[Extracted data entries]

-*-

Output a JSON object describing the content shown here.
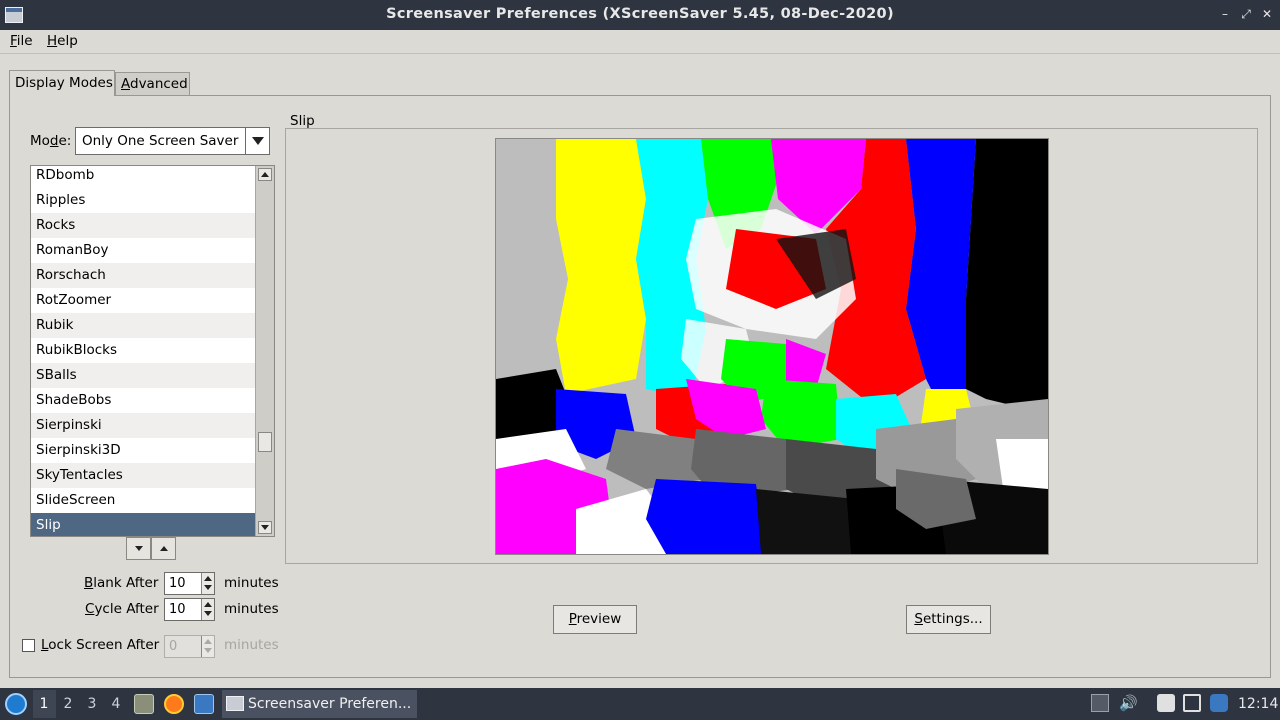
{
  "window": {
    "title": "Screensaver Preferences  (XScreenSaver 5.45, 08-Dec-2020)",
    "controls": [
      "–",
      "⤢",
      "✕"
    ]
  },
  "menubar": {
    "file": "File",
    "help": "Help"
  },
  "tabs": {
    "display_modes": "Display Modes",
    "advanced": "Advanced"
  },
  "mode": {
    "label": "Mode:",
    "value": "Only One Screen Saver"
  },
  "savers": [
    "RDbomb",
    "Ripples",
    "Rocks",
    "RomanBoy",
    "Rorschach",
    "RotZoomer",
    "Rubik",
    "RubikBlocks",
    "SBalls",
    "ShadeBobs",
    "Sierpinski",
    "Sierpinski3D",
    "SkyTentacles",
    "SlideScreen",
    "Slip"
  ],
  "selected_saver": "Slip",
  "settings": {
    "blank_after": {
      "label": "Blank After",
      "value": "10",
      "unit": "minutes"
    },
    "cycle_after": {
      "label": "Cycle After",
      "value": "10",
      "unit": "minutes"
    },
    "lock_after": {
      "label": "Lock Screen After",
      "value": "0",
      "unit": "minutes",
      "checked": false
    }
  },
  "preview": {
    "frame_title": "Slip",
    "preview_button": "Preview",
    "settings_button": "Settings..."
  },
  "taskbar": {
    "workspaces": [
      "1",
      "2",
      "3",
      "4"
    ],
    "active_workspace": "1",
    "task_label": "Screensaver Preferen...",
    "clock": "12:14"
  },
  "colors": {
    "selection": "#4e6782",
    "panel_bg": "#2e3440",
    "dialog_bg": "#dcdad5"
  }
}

-*-

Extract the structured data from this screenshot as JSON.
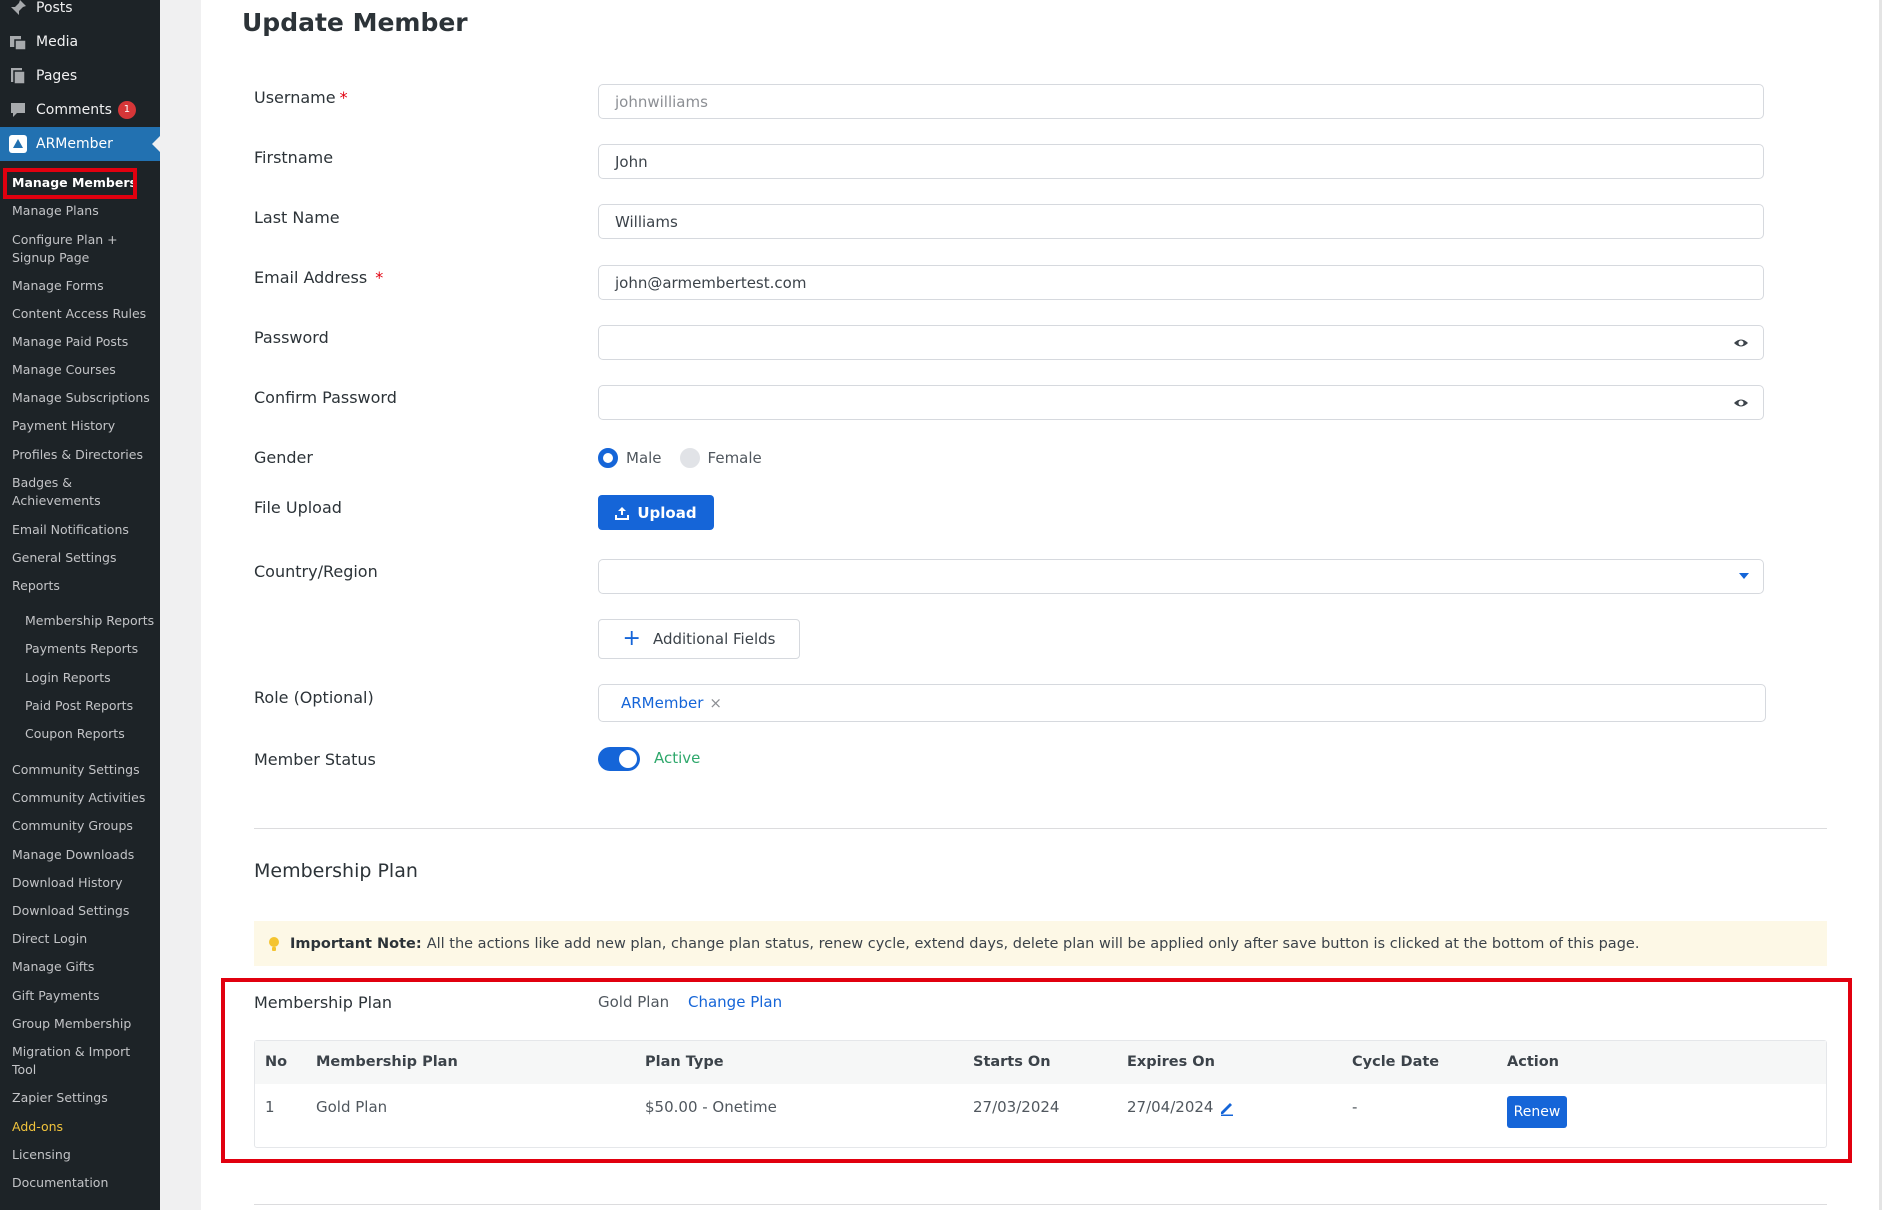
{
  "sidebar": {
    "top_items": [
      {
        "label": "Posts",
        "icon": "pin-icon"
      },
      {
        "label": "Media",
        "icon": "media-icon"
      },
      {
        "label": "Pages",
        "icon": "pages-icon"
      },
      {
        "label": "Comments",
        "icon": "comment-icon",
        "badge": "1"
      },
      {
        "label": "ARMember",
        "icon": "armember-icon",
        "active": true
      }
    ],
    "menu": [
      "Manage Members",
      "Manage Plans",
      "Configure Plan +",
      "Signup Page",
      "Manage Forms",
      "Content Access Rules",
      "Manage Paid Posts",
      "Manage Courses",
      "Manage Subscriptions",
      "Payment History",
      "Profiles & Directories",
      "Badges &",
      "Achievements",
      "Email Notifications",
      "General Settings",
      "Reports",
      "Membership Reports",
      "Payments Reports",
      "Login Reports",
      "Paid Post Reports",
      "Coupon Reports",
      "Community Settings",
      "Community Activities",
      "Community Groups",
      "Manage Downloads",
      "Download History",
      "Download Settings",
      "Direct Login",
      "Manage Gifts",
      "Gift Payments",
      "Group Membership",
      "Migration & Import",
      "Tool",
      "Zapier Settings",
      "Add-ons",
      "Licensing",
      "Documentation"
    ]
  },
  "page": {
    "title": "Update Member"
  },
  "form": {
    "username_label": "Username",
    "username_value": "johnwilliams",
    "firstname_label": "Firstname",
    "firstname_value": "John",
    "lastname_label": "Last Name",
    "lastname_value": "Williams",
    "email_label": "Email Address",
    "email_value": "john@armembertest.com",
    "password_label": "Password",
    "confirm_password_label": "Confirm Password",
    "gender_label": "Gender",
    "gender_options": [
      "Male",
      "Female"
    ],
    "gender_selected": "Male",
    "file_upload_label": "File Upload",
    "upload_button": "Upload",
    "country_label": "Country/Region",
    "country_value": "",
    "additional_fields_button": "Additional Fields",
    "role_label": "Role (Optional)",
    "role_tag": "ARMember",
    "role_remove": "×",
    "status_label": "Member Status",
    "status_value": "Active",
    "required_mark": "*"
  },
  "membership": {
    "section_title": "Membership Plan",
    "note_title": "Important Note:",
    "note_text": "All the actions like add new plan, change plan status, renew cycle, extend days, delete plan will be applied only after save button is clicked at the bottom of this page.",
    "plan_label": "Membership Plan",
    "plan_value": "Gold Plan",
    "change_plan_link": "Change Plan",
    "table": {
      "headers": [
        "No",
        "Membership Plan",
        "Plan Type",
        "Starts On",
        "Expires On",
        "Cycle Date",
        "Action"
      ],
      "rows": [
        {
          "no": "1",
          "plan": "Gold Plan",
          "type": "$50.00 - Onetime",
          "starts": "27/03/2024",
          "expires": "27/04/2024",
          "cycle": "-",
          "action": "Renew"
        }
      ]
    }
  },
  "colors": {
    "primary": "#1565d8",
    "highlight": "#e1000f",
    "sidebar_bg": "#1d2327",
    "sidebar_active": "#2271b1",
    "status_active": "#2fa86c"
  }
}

-*-

● **Set task**
In the listing above, find each line with the word "Paid" and copy it.

● **Reply**
      "Manage Paid Posts",
      "Paid Post Reports",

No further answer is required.